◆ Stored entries
- - - - - - -

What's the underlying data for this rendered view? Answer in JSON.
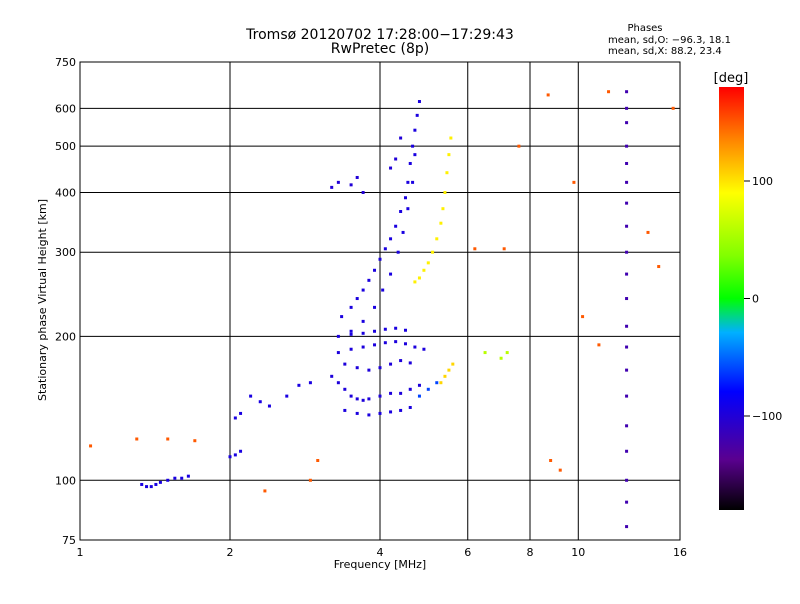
{
  "chart_data": {
    "type": "scatter",
    "title": "Tromsø 20120702 17:28:00−17:29:43",
    "subtitle": "RwPretec (8p)",
    "xlabel": "Frequency [MHz]",
    "ylabel": "Stationary phase Virtual Height [km]",
    "xscale": "log2",
    "yscale": "log",
    "xlim": [
      1,
      16
    ],
    "ylim": [
      75,
      750
    ],
    "xticks": [
      1,
      2,
      4,
      6,
      8,
      10,
      16
    ],
    "xtick_labels": [
      "1",
      "2",
      "4",
      "6",
      "8",
      "10",
      "16"
    ],
    "yticks": [
      75,
      100,
      200,
      300,
      400,
      500,
      600,
      750
    ],
    "ytick_labels": [
      "75",
      "100",
      "200",
      "300",
      "400",
      "500",
      "600",
      "750"
    ],
    "grid": true,
    "stats": {
      "heading": "Phases",
      "line_o": "mean, sd,O: −96.3, 18.1",
      "line_x": "mean, sd,X:  88.2, 23.4"
    },
    "colorbar": {
      "label": "[deg]",
      "range": [
        -180,
        180
      ],
      "ticks": [
        100,
        0,
        -100
      ],
      "tick_labels": [
        "100",
        "0",
        "−100"
      ]
    },
    "series": [
      {
        "color_value": -95,
        "points": [
          [
            1.33,
            98
          ],
          [
            1.36,
            97
          ],
          [
            1.39,
            97
          ],
          [
            1.42,
            98
          ],
          [
            1.45,
            99
          ],
          [
            1.5,
            100
          ],
          [
            1.55,
            101
          ],
          [
            1.6,
            101
          ],
          [
            1.65,
            102
          ]
        ]
      },
      {
        "color_value": -95,
        "points": [
          [
            2.0,
            112
          ],
          [
            2.05,
            113
          ],
          [
            2.1,
            115
          ],
          [
            2.05,
            135
          ],
          [
            2.1,
            138
          ],
          [
            2.2,
            150
          ],
          [
            2.3,
            146
          ],
          [
            2.4,
            143
          ],
          [
            2.6,
            150
          ],
          [
            2.75,
            158
          ],
          [
            2.9,
            160
          ]
        ]
      },
      {
        "color_value": -98,
        "points": [
          [
            3.2,
            165
          ],
          [
            3.3,
            160
          ],
          [
            3.4,
            155
          ],
          [
            3.5,
            150
          ],
          [
            3.6,
            148
          ],
          [
            3.7,
            147
          ],
          [
            3.8,
            148
          ],
          [
            4.0,
            150
          ],
          [
            4.2,
            152
          ],
          [
            4.4,
            152
          ],
          [
            4.6,
            155
          ],
          [
            4.8,
            158
          ]
        ]
      },
      {
        "color_value": -98,
        "points": [
          [
            3.4,
            175
          ],
          [
            3.6,
            172
          ],
          [
            3.8,
            170
          ],
          [
            4.0,
            172
          ],
          [
            4.2,
            175
          ],
          [
            4.4,
            178
          ],
          [
            4.6,
            176
          ]
        ]
      },
      {
        "color_value": -97,
        "points": [
          [
            3.3,
            185
          ],
          [
            3.5,
            188
          ],
          [
            3.7,
            190
          ],
          [
            3.9,
            192
          ],
          [
            4.1,
            194
          ],
          [
            4.3,
            195
          ],
          [
            4.5,
            193
          ],
          [
            4.7,
            190
          ],
          [
            4.9,
            188
          ]
        ]
      },
      {
        "color_value": -96,
        "points": [
          [
            3.3,
            200
          ],
          [
            3.5,
            202
          ],
          [
            3.7,
            203
          ],
          [
            3.9,
            205
          ],
          [
            4.1,
            207
          ],
          [
            4.3,
            208
          ],
          [
            4.5,
            206
          ]
        ]
      },
      {
        "color_value": -96,
        "points": [
          [
            3.35,
            220
          ],
          [
            3.5,
            230
          ],
          [
            3.6,
            240
          ],
          [
            3.7,
            250
          ],
          [
            3.8,
            262
          ],
          [
            3.9,
            275
          ],
          [
            4.0,
            290
          ],
          [
            4.1,
            305
          ],
          [
            4.2,
            320
          ],
          [
            4.3,
            340
          ],
          [
            4.4,
            365
          ],
          [
            4.5,
            390
          ],
          [
            4.55,
            420
          ],
          [
            4.6,
            460
          ],
          [
            4.65,
            500
          ],
          [
            4.7,
            540
          ],
          [
            4.75,
            580
          ],
          [
            4.8,
            620
          ]
        ]
      },
      {
        "color_value": -95,
        "points": [
          [
            3.5,
            205
          ],
          [
            3.7,
            215
          ],
          [
            3.9,
            230
          ],
          [
            4.05,
            250
          ],
          [
            4.2,
            270
          ],
          [
            4.35,
            300
          ],
          [
            4.45,
            330
          ],
          [
            4.55,
            370
          ],
          [
            4.65,
            420
          ],
          [
            4.7,
            480
          ]
        ]
      },
      {
        "color_value": -96,
        "points": [
          [
            3.4,
            140
          ],
          [
            3.6,
            138
          ],
          [
            3.8,
            137
          ],
          [
            4.0,
            138
          ],
          [
            4.2,
            139
          ],
          [
            4.4,
            140
          ],
          [
            4.6,
            142
          ]
        ]
      },
      {
        "color_value": -100,
        "points": [
          [
            3.2,
            410
          ],
          [
            3.3,
            420
          ],
          [
            3.5,
            415
          ],
          [
            3.6,
            430
          ],
          [
            3.7,
            400
          ],
          [
            4.2,
            450
          ],
          [
            4.3,
            470
          ],
          [
            4.4,
            520
          ]
        ]
      },
      {
        "color_value": 95,
        "points": [
          [
            4.7,
            260
          ],
          [
            4.8,
            265
          ],
          [
            4.9,
            275
          ],
          [
            5.0,
            285
          ],
          [
            5.1,
            300
          ],
          [
            5.2,
            320
          ],
          [
            5.3,
            345
          ],
          [
            5.35,
            370
          ],
          [
            5.4,
            400
          ],
          [
            5.45,
            440
          ],
          [
            5.5,
            480
          ],
          [
            5.55,
            520
          ]
        ]
      },
      {
        "color_value": 105,
        "points": [
          [
            5.3,
            160
          ],
          [
            5.4,
            165
          ],
          [
            5.5,
            170
          ],
          [
            5.6,
            175
          ]
        ]
      },
      {
        "color_value": -60,
        "points": [
          [
            4.8,
            150
          ],
          [
            5.0,
            155
          ],
          [
            5.2,
            160
          ]
        ]
      },
      {
        "color_value": 60,
        "points": [
          [
            6.5,
            185
          ],
          [
            7.0,
            180
          ],
          [
            7.2,
            185
          ]
        ]
      },
      {
        "color_value": -120,
        "points": [
          [
            12.5,
            650
          ],
          [
            12.5,
            600
          ],
          [
            12.5,
            560
          ],
          [
            12.5,
            500
          ],
          [
            12.5,
            460
          ],
          [
            12.5,
            420
          ],
          [
            12.5,
            380
          ],
          [
            12.5,
            340
          ],
          [
            12.5,
            300
          ],
          [
            12.5,
            270
          ],
          [
            12.5,
            240
          ],
          [
            12.5,
            210
          ],
          [
            12.5,
            190
          ],
          [
            12.5,
            170
          ],
          [
            12.5,
            150
          ],
          [
            12.5,
            130
          ],
          [
            12.5,
            115
          ],
          [
            12.5,
            100
          ],
          [
            12.5,
            90
          ],
          [
            12.5,
            80
          ]
        ]
      },
      {
        "color_value": 150,
        "points": [
          [
            1.05,
            118
          ],
          [
            1.3,
            122
          ],
          [
            1.5,
            122
          ],
          [
            1.7,
            121
          ],
          [
            2.35,
            95
          ],
          [
            2.9,
            100
          ],
          [
            3.0,
            110
          ],
          [
            6.2,
            305
          ],
          [
            7.1,
            305
          ],
          [
            7.6,
            500
          ],
          [
            8.7,
            640
          ],
          [
            9.8,
            420
          ],
          [
            11.5,
            650
          ],
          [
            13.8,
            330
          ],
          [
            14.5,
            280
          ],
          [
            15.5,
            600
          ],
          [
            10.2,
            220
          ],
          [
            11.0,
            192
          ],
          [
            8.8,
            110
          ],
          [
            9.2,
            105
          ]
        ]
      }
    ]
  }
}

- - - - - - -

◆ GIVEN PROBLEM
List each line in the listing that contains the string "mean".

◆ ANSWER TO THIS PROBLEM
      "line_o": "mean, sd,O: −96.3, 18.1",
      "line_x": "mean, sd,X:  88.2, 23.4"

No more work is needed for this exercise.